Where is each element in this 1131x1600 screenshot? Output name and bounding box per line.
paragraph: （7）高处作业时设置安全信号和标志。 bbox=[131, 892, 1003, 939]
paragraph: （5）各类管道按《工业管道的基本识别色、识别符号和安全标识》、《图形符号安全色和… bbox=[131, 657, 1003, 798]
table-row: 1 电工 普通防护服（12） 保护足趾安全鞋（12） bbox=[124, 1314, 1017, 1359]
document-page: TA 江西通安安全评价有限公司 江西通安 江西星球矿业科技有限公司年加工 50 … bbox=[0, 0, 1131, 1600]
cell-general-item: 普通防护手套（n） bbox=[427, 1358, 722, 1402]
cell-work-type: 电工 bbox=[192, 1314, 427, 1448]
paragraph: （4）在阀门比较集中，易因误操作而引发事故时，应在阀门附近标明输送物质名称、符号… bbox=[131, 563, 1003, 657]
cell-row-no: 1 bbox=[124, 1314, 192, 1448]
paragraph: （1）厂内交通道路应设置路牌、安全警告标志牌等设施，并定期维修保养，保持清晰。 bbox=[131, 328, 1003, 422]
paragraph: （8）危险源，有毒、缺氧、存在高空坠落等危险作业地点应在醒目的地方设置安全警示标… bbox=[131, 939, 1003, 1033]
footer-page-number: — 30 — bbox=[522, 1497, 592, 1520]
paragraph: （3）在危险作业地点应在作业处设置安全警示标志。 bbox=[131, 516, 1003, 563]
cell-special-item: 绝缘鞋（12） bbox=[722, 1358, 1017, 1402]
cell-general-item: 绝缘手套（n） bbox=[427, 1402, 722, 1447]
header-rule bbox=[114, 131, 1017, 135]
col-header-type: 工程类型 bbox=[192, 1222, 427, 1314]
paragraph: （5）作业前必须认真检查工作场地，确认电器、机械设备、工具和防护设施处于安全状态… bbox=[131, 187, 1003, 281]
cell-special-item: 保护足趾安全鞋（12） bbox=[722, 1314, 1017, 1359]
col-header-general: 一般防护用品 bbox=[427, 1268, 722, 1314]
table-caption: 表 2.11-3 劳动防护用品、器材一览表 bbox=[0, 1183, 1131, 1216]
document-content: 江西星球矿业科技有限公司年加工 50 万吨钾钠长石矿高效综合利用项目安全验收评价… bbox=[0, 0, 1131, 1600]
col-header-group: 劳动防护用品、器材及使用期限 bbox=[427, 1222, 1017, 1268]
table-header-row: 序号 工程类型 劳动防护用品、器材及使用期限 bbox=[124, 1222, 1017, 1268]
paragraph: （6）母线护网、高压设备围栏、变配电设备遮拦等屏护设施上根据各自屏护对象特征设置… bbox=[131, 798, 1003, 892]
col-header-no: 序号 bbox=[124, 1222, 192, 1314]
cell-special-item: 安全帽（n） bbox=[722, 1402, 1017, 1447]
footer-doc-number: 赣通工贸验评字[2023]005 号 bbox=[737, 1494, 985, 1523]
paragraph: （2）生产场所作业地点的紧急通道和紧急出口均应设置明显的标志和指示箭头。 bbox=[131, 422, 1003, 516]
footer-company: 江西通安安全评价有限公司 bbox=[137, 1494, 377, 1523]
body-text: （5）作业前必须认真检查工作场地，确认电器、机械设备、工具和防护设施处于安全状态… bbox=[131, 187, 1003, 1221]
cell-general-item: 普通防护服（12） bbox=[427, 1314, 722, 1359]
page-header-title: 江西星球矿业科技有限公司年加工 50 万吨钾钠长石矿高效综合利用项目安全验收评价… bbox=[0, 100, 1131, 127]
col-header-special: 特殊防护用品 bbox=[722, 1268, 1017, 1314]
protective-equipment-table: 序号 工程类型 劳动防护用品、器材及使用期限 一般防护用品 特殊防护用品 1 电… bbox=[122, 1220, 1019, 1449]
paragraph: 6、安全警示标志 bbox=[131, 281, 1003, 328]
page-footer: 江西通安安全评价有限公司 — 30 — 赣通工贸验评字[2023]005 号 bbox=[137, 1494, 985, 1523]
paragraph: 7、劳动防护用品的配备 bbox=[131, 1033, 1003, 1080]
========================================
_Work instructions_
Copy every line of the data above word for word, keeping each character, number and bracket unchanged.

_Answer to the task_
Where is each element in this 1131x1600 screenshot? Output name and bounding box per line.
paragraph: （7）高处作业时设置安全信号和标志。 bbox=[131, 892, 1003, 939]
paragraph: （5）各类管道按《工业管道的基本识别色、识别符号和安全标识》、《图形符号安全色和… bbox=[131, 657, 1003, 798]
table-row: 1 电工 普通防护服（12） 保护足趾安全鞋（12） bbox=[124, 1314, 1017, 1359]
document-page: TA 江西通安安全评价有限公司 江西通安 江西星球矿业科技有限公司年加工 50 … bbox=[0, 0, 1131, 1600]
cell-general-item: 普通防护手套（n） bbox=[427, 1358, 722, 1402]
cell-work-type: 电工 bbox=[192, 1314, 427, 1448]
paragraph: （4）在阀门比较集中，易因误操作而引发事故时，应在阀门附近标明输送物质名称、符号… bbox=[131, 563, 1003, 657]
cell-row-no: 1 bbox=[124, 1314, 192, 1448]
paragraph: （1）厂内交通道路应设置路牌、安全警告标志牌等设施，并定期维修保养，保持清晰。 bbox=[131, 328, 1003, 422]
paragraph: （8）危险源，有毒、缺氧、存在高空坠落等危险作业地点应在醒目的地方设置安全警示标… bbox=[131, 939, 1003, 1033]
footer-page-number: — 30 — bbox=[522, 1497, 592, 1520]
paragraph: （3）在危险作业地点应在作业处设置安全警示标志。 bbox=[131, 516, 1003, 563]
cell-special-item: 绝缘鞋（12） bbox=[722, 1358, 1017, 1402]
cell-general-item: 绝缘手套（n） bbox=[427, 1402, 722, 1447]
header-rule bbox=[114, 131, 1017, 135]
col-header-type: 工程类型 bbox=[192, 1222, 427, 1314]
paragraph: （5）作业前必须认真检查工作场地，确认电器、机械设备、工具和防护设施处于安全状态… bbox=[131, 187, 1003, 281]
cell-special-item: 保护足趾安全鞋（12） bbox=[722, 1314, 1017, 1359]
col-header-general: 一般防护用品 bbox=[427, 1268, 722, 1314]
table-caption: 表 2.11-3 劳动防护用品、器材一览表 bbox=[0, 1183, 1131, 1216]
document-content: 江西星球矿业科技有限公司年加工 50 万吨钾钠长石矿高效综合利用项目安全验收评价… bbox=[0, 0, 1131, 1600]
col-header-group: 劳动防护用品、器材及使用期限 bbox=[427, 1222, 1017, 1268]
table-header-row: 序号 工程类型 劳动防护用品、器材及使用期限 bbox=[124, 1222, 1017, 1268]
paragraph: （6）母线护网、高压设备围栏、变配电设备遮拦等屏护设施上根据各自屏护对象特征设置… bbox=[131, 798, 1003, 892]
col-header-no: 序号 bbox=[124, 1222, 192, 1314]
cell-special-item: 安全帽（n） bbox=[722, 1402, 1017, 1447]
footer-doc-number: 赣通工贸验评字[2023]005 号 bbox=[737, 1494, 985, 1523]
paragraph: （2）生产场所作业地点的紧急通道和紧急出口均应设置明显的标志和指示箭头。 bbox=[131, 422, 1003, 516]
footer-company: 江西通安安全评价有限公司 bbox=[137, 1494, 377, 1523]
body-text: （5）作业前必须认真检查工作场地，确认电器、机械设备、工具和防护设施处于安全状态… bbox=[131, 187, 1003, 1221]
cell-general-item: 普通防护服（12） bbox=[427, 1314, 722, 1359]
page-header-title: 江西星球矿业科技有限公司年加工 50 万吨钾钠长石矿高效综合利用项目安全验收评价… bbox=[0, 100, 1131, 127]
col-header-special: 特殊防护用品 bbox=[722, 1268, 1017, 1314]
protective-equipment-table: 序号 工程类型 劳动防护用品、器材及使用期限 一般防护用品 特殊防护用品 1 电… bbox=[122, 1220, 1019, 1449]
paragraph: 6、安全警示标志 bbox=[131, 281, 1003, 328]
page-footer: 江西通安安全评价有限公司 — 30 — 赣通工贸验评字[2023]005 号 bbox=[137, 1494, 985, 1523]
paragraph: 7、劳动防护用品的配备 bbox=[131, 1033, 1003, 1080]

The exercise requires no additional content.